*EXERCISE PROMPT:* Print the listing as it stands, omitting all images.

>> BEGIN PROVIDED DATA

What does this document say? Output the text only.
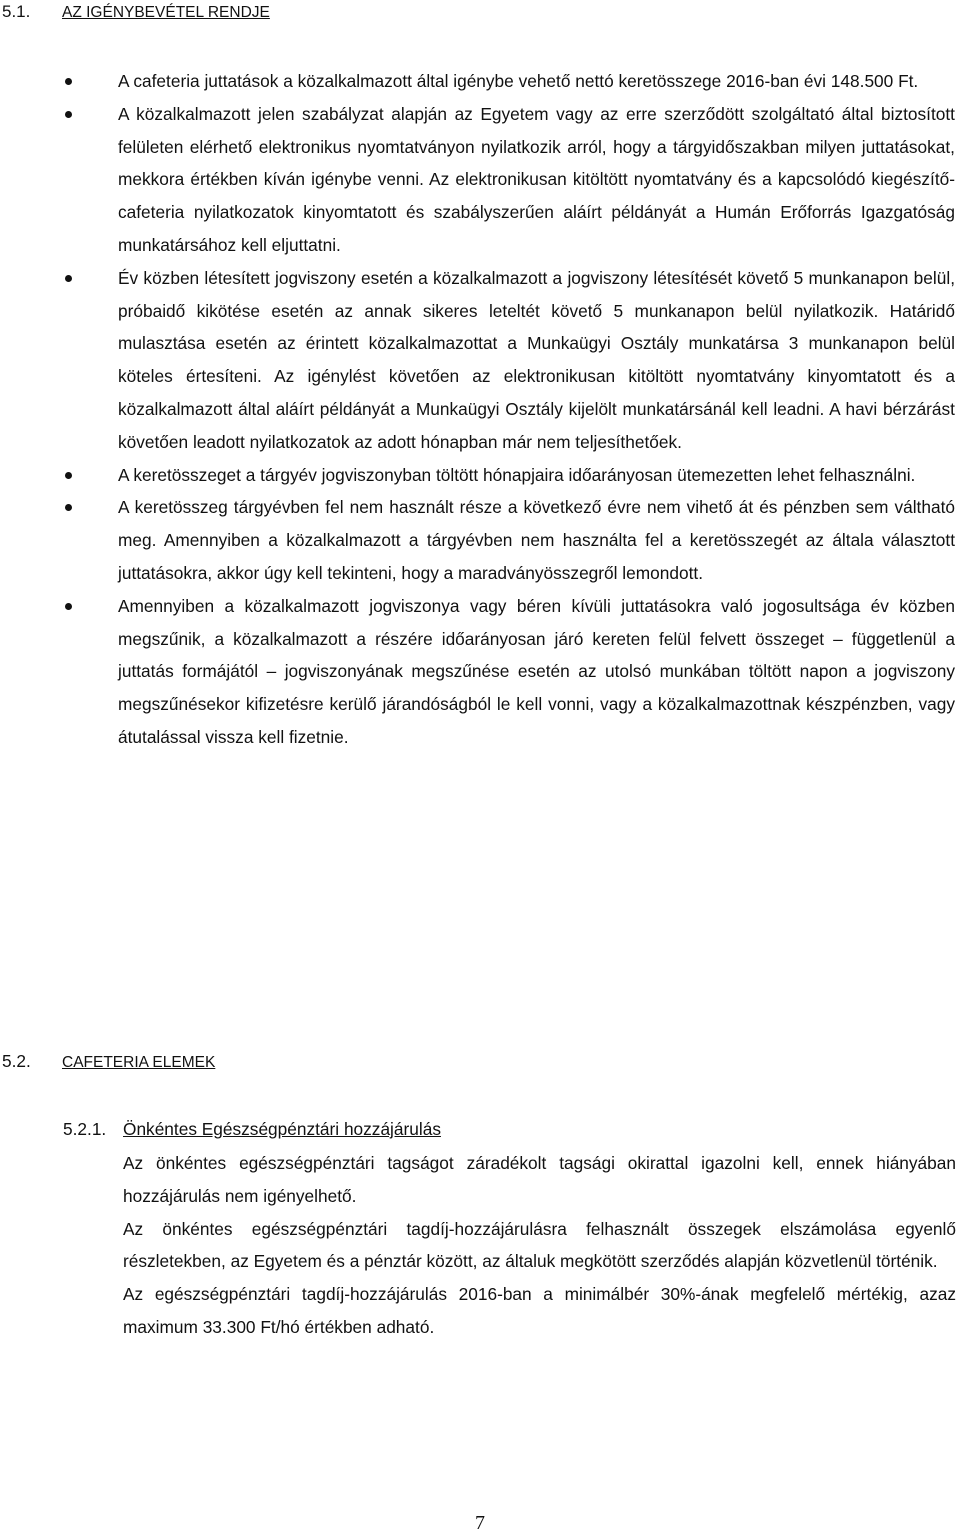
5.1. AZ IGÉNYBEVÉTEL RENDJE
A cafeteria juttatások a közalkalmazott által igénybe vehető nettó keretösszege 2016-ban évi 148.500 Ft.
A közalkalmazott jelen szabályzat alapján az Egyetem vagy az erre szerződött szolgáltató által biztosított felületen elérhető elektronikus nyomtatványon nyilatkozik arról, hogy a tárgyidőszakban milyen juttatásokat, mekkora értékben kíván igénybe venni. Az elektronikusan kitöltött nyomtatvány és a kapcsolódó kiegészítő-cafeteria nyilatkozatok kinyomtatott és szabályszerűen aláírt példányát a Humán Erőforrás Igazgatóság munkatársához kell eljuttatni.
Év közben létesített jogviszony esetén a közalkalmazott a jogviszony létesítését követő 5 munkanapon belül, próbaidő kikötése esetén az annak sikeres leteltét követő 5 munkanapon belül nyilatkozik. Határidő mulasztása esetén az érintett közalkalmazottat a Munkaügyi Osztály munkatársa 3 munkanapon belül köteles értesíteni. Az igénylést követően az elektronikusan kitöltött nyomtatvány kinyomtatott és a közalkalmazott által aláírt példányát a Munkaügyi Osztály kijelölt munkatársánál kell leadni. A havi bérzárást követően leadott nyilatkozatok az adott hónapban már nem teljesíthetőek.
A keretösszeget a tárgyév jogviszonyban töltött hónapjaira időarányosan ütemezetten lehet felhasználni.
A keretösszeg tárgyévben fel nem használt része a következő évre nem vihető át és pénzben sem váltható meg. Amennyiben a közalkalmazott a tárgyévben nem használta fel a keretösszegét az általa választott juttatásokra, akkor úgy kell tekinteni, hogy a maradványösszegről lemondott.
Amennyiben a közalkalmazott jogviszonya vagy béren kívüli juttatásokra való jogosultsága év közben megszűnik, a közalkalmazott a részére időarányosan járó kereten felül felvett összeget – függetlenül a juttatás formájától – jogviszonyának megszűnése esetén az utolsó munkában töltött napon a jogviszony megszűnésekor kifizetésre kerülő járandóságból le kell vonni, vagy a közalkalmazottnak készpénzben, vagy átutalással vissza kell fizetnie.
5.2. CAFETERIA ELEMEK
5.2.1. Önkéntes Egészségpénztári hozzájárulás

Az önkéntes egészségpénztári tagságot záradékolt tagsági okirattal igazolni kell, ennek hiányában hozzájárulás nem igényelhető.

Az önkéntes egészségpénztári tagdíj-hozzájárulásra felhasznált összegek elszámolása egyenlő részletekben, az Egyetem és a pénztár között, az általuk megkötött szerződés alapján közvetlenül történik.

Az egészségpénztári tagdíj-hozzájárulás 2016-ban a minimálbér 30%-ának megfelelő mértékig, azaz maximum 33.300 Ft/hó értékben adható.

7
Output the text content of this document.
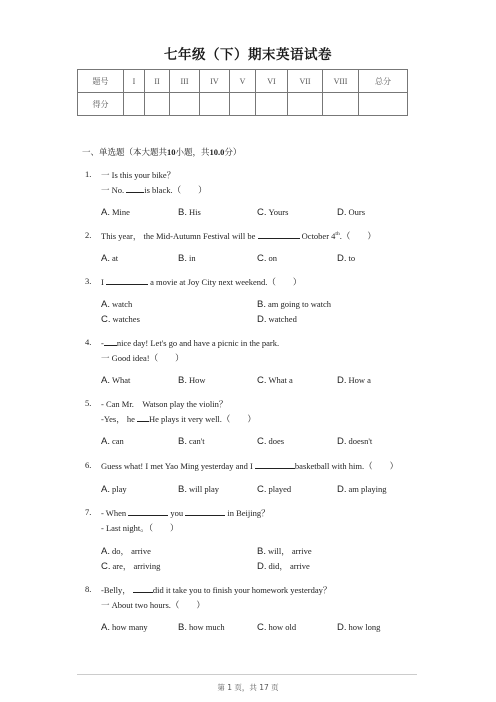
七年级（下）期末英语试卷
题号	I	II	III	IV	V	VI	VII	VIII	总分
得分									
一、单选题（本大题共10小题，共10.0分）
1. 一 Is this your bike？
一 No. is black.（　　）
A. Mine	B. His	C. Yours	D. Ours
2. This year， the Mid-Autumn Festival will be	October 4th.（　　）
A. at	B. in	C. on	D. to
3. I	a movie at Joy City next weekend.（　　）
A. watch	B. am going to watch
C. watches	D. watched
4. - nice day! Let's go and have a picnic in the park.
一 Good idea!（　　）
A. What	B. How	C. What a	D. How a
5. - Can Mr.　Watson play the violin？
-Yes， he He plays it very well.（　　）
A. can	B. can't	C. does	D. doesn't
6. Guess what! I met Yao Ming yesterday and I	basketball with him.（　　）
A. play	B. will play	C. played	D. am playing
7. - When	you	in Beijing？
- Last night。（　　）
A. do， arrive	B. will， arrive
C. are， arriving	D. did， arrive
8. -Belly，	did it take you to finish your homework yesterday？
一 About two hours.（　　）
A. how many	B. how much	C. how old	D. how long
第 1 页，共 17 页
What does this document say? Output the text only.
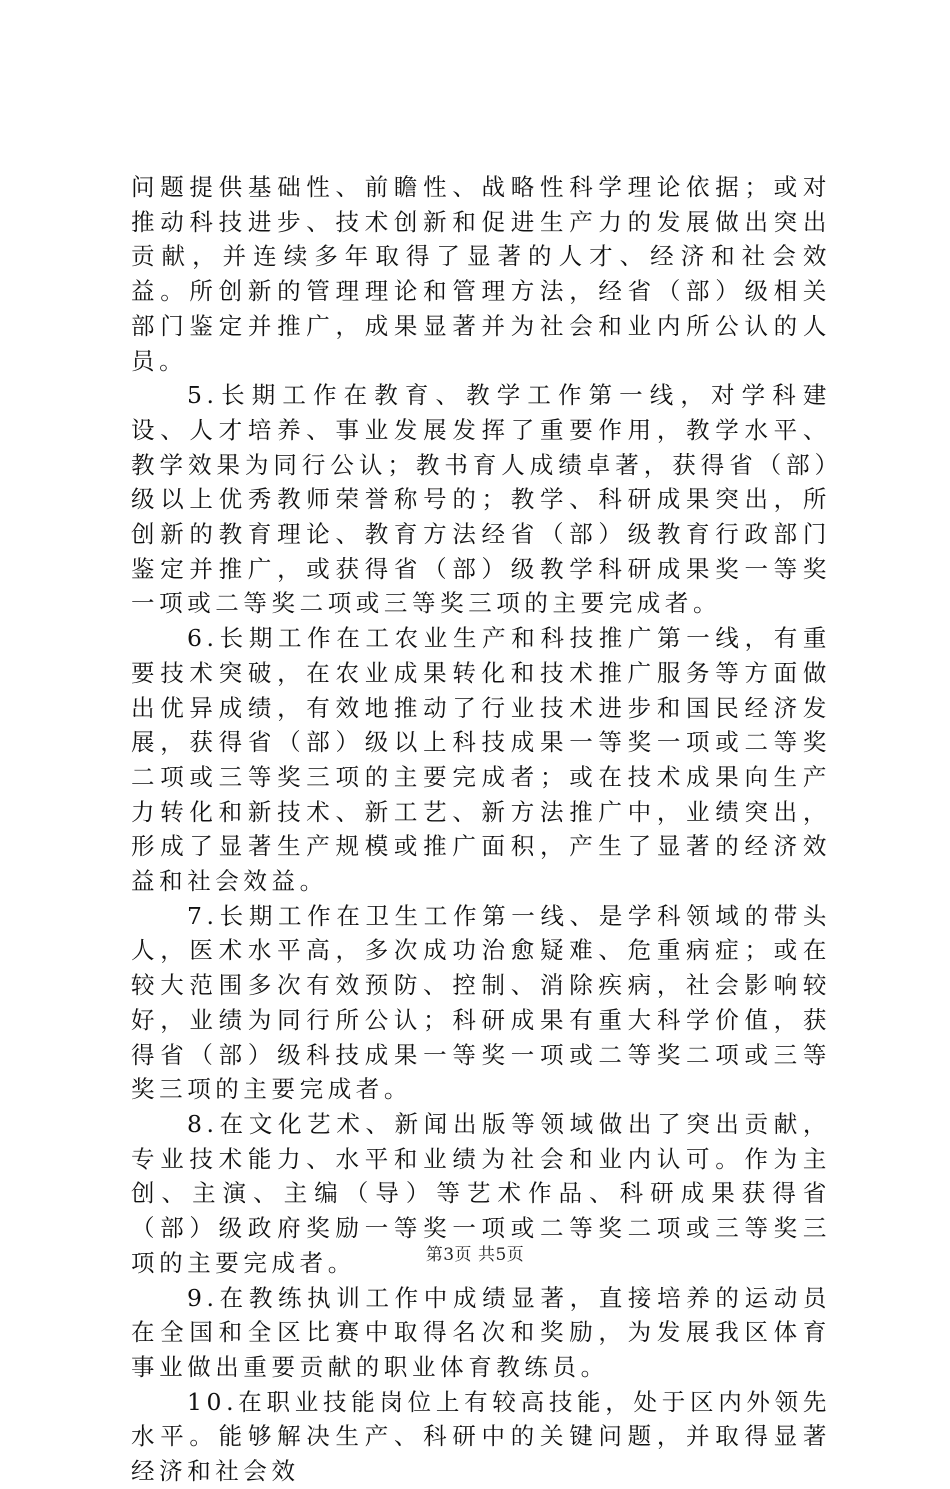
问题提供基础性、前瞻性、战略性科学理论依据；或对推动科技进步、技术创新和促进生产力的发展做出突出贡献，并连续多年取得了显著的人才、经济和社会效益。所创新的管理理论和管理方法，经省（部）级相关部门鉴定并推广，成果显著并为社会和业内所公认的人员。

5.长期工作在教育、教学工作第一线，对学科建设、人才培养、事业发展发挥了重要作用，教学水平、教学效果为同行公认；教书育人成绩卓著，获得省（部）级以上优秀教师荣誉称号的；教学、科研成果突出，所创新的教育理论、教育方法经省（部）级教育行政部门鉴定并推广，或获得省（部）级教学科研成果奖一等奖一项或二等奖二项或三等奖三项的主要完成者。

6.长期工作在工农业生产和科技推广第一线，有重要技术突破，在农业成果转化和技术推广服务等方面做出优异成绩，有效地推动了行业技术进步和国民经济发展，获得省（部）级以上科技成果一等奖一项或二等奖二项或三等奖三项的主要完成者；或在技术成果向生产力转化和新技术、新工艺、新方法推广中，业绩突出，形成了显著生产规模或推广面积，产生了显著的经济效益和社会效益。

7.长期工作在卫生工作第一线、是学科领域的带头人，医术水平高，多次成功治愈疑难、危重病症；或在较大范围多次有效预防、控制、消除疾病，社会影响较好，业绩为同行所公认；科研成果有重大科学价值，获得省（部）级科技成果一等奖一项或二等奖二项或三等奖三项的主要完成者。

8.在文化艺术、新闻出版等领域做出了突出贡献，专业技术能力、水平和业绩为社会和业内认可。作为主创、主演、主编（导）等艺术作品、科研成果获得省（部）级政府奖励一等奖一项或二等奖二项或三等奖三项的主要完成者。

9.在教练执训工作中成绩显著，直接培养的运动员在全国和全区比赛中取得名次和奖励，为发展我区体育事业做出重要贡献的职业体育教练员。

10.在职业技能岗位上有较高技能，处于区内外领先水平。能够解决生产、科研中的关键问题，并取得显著经济和社会效

第3页 共5页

>> END PROVIDED DATA

*THE SOLUTION:*
What does this document say? Output the text only.
5.1. AZ IGÉNYBEVÉTEL RENDJE
A cafeteria juttatások a közalkalmazott által igénybe vehető nettó keretösszege 2016-ban évi 148.500 Ft.
A közalkalmazott jelen szabályzat alapján az Egyetem vagy az erre szerződött szolgáltató által biztosított felületen elérhető elektronikus nyomtatványon nyilatkozik arról, hogy a tárgyidőszakban milyen juttatásokat, mekkora értékben kíván igénybe venni. Az elektronikusan kitöltött nyomtatvány és a kapcsolódó kiegészítő-cafeteria nyilatkozatok kinyomtatott és szabályszerűen aláírt példányát a Humán Erőforrás Igazgatóság munkatársához kell eljuttatni.
Év közben létesített jogviszony esetén a közalkalmazott a jogviszony létesítését követő 5 munkanapon belül, próbaidő kikötése esetén az annak sikeres leteltét követő 5 munkanapon belül nyilatkozik. Határidő mulasztása esetén az érintett közalkalmazottat a Munkaügyi Osztály munkatársa 3 munkanapon belül köteles értesíteni. Az igénylést követően az elektronikusan kitöltött nyomtatvány kinyomtatott és a közalkalmazott által aláírt példányát a Munkaügyi Osztály kijelölt munkatársánál kell leadni. A havi bérzárást követően leadott nyilatkozatok az adott hónapban már nem teljesíthetőek.
A keretösszeget a tárgyév jogviszonyban töltött hónapjaira időarányosan ütemezetten lehet felhasználni.
A keretösszeg tárgyévben fel nem használt része a következő évre nem vihető át és pénzben sem váltható meg. Amennyiben a közalkalmazott a tárgyévben nem használta fel a keretösszegét az általa választott juttatásokra, akkor úgy kell tekinteni, hogy a maradványösszegről lemondott.
Amennyiben a közalkalmazott jogviszonya vagy béren kívüli juttatásokra való jogosultsága év közben megszűnik, a közalkalmazott a részére időarányosan járó kereten felül felvett összeget – függetlenül a juttatás formájától – jogviszonyának megszűnése esetén az utolsó munkában töltött napon a jogviszony megszűnésekor kifizetésre kerülő járandóságból le kell vonni, vagy a közalkalmazottnak készpénzben, vagy átutalással vissza kell fizetnie.
5.2. CAFETERIA ELEMEK
5.2.1. Önkéntes Egészségpénztári hozzájárulás

Az önkéntes egészségpénztári tagságot záradékolt tagsági okirattal igazolni kell, ennek hiányában hozzájárulás nem igényelhető.

Az önkéntes egészségpénztári tagdíj-hozzájárulásra felhasznált összegek elszámolása egyenlő részletekben, az Egyetem és a pénztár között, az általuk megkötött szerződés alapján közvetlenül történik.

Az egészségpénztári tagdíj-hozzájárulás 2016-ban a minimálbér 30%-ának megfelelő mértékig, azaz maximum 33.300 Ft/hó értékben adható.

7
Output the text content of this document.
七年级（下）期末英语试卷
题号	I	II	III	IV	V	VI	VII	VIII	总分
得分									
一、单选题（本大题共10小题，共10.0分）
1. 一 Is this your bike？
一 No. is black.（　　）
A. Mine	B. His	C. Yours	D. Ours
2. This year， the Mid-Autumn Festival will be	October 4th.（　　）
A. at	B. in	C. on	D. to
3. I	a movie at Joy City next weekend.（　　）
A. watch	B. am going to watch
C. watches	D. watched
4. - nice day! Let's go and have a picnic in the park.
一 Good idea!（　　）
A. What	B. How	C. What a	D. How a
5. - Can Mr.　Watson play the violin？
-Yes， he He plays it very well.（　　）
A. can	B. can't	C. does	D. doesn't
6. Guess what! I met Yao Ming yesterday and I	basketball with him.（　　）
A. play	B. will play	C. played	D. am playing
7. - When	you	in Beijing？
- Last night。（　　）
A. do， arrive	B. will， arrive
C. are， arriving	D. did， arrive
8. -Belly，	did it take you to finish your homework yesterday？
一 About two hours.（　　）
A. how many	B. how much	C. how old	D. how long
第 1 页，共 17 页
What does this document say? Output the text only.
问题提供基础性、前瞻性、战略性科学理论依据；或对推动科技进步、技术创新和促进生产力的发展做出突出贡献，并连续多年取得了显著的人才、经济和社会效益。所创新的管理理论和管理方法，经省（部）级相关部门鉴定并推广，成果显著并为社会和业内所公认的人员。

5.长期工作在教育、教学工作第一线，对学科建设、人才培养、事业发展发挥了重要作用，教学水平、教学效果为同行公认；教书育人成绩卓著，获得省（部）级以上优秀教师荣誉称号的；教学、科研成果突出，所创新的教育理论、教育方法经省（部）级教育行政部门鉴定并推广，或获得省（部）级教学科研成果奖一等奖一项或二等奖二项或三等奖三项的主要完成者。

6.长期工作在工农业生产和科技推广第一线，有重要技术突破，在农业成果转化和技术推广服务等方面做出优异成绩，有效地推动了行业技术进步和国民经济发展，获得省（部）级以上科技成果一等奖一项或二等奖二项或三等奖三项的主要完成者；或在技术成果向生产力转化和新技术、新工艺、新方法推广中，业绩突出，形成了显著生产规模或推广面积，产生了显著的经济效益和社会效益。

7.长期工作在卫生工作第一线、是学科领域的带头人，医术水平高，多次成功治愈疑难、危重病症；或在较大范围多次有效预防、控制、消除疾病，社会影响较好，业绩为同行所公认；科研成果有重大科学价值，获得省（部）级科技成果一等奖一项或二等奖二项或三等奖三项的主要完成者。

8.在文化艺术、新闻出版等领域做出了突出贡献，专业技术能力、水平和业绩为社会和业内认可。作为主创、主演、主编（导）等艺术作品、科研成果获得省（部）级政府奖励一等奖一项或二等奖二项或三等奖三项的主要完成者。

9.在教练执训工作中成绩显著，直接培养的运动员在全国和全区比赛中取得名次和奖励，为发展我区体育事业做出重要贡献的职业体育教练员。

10.在职业技能岗位上有较高技能，处于区内外领先水平。能够解决生产、科研中的关键问题，并取得显著经济和社会效

第3页 共5页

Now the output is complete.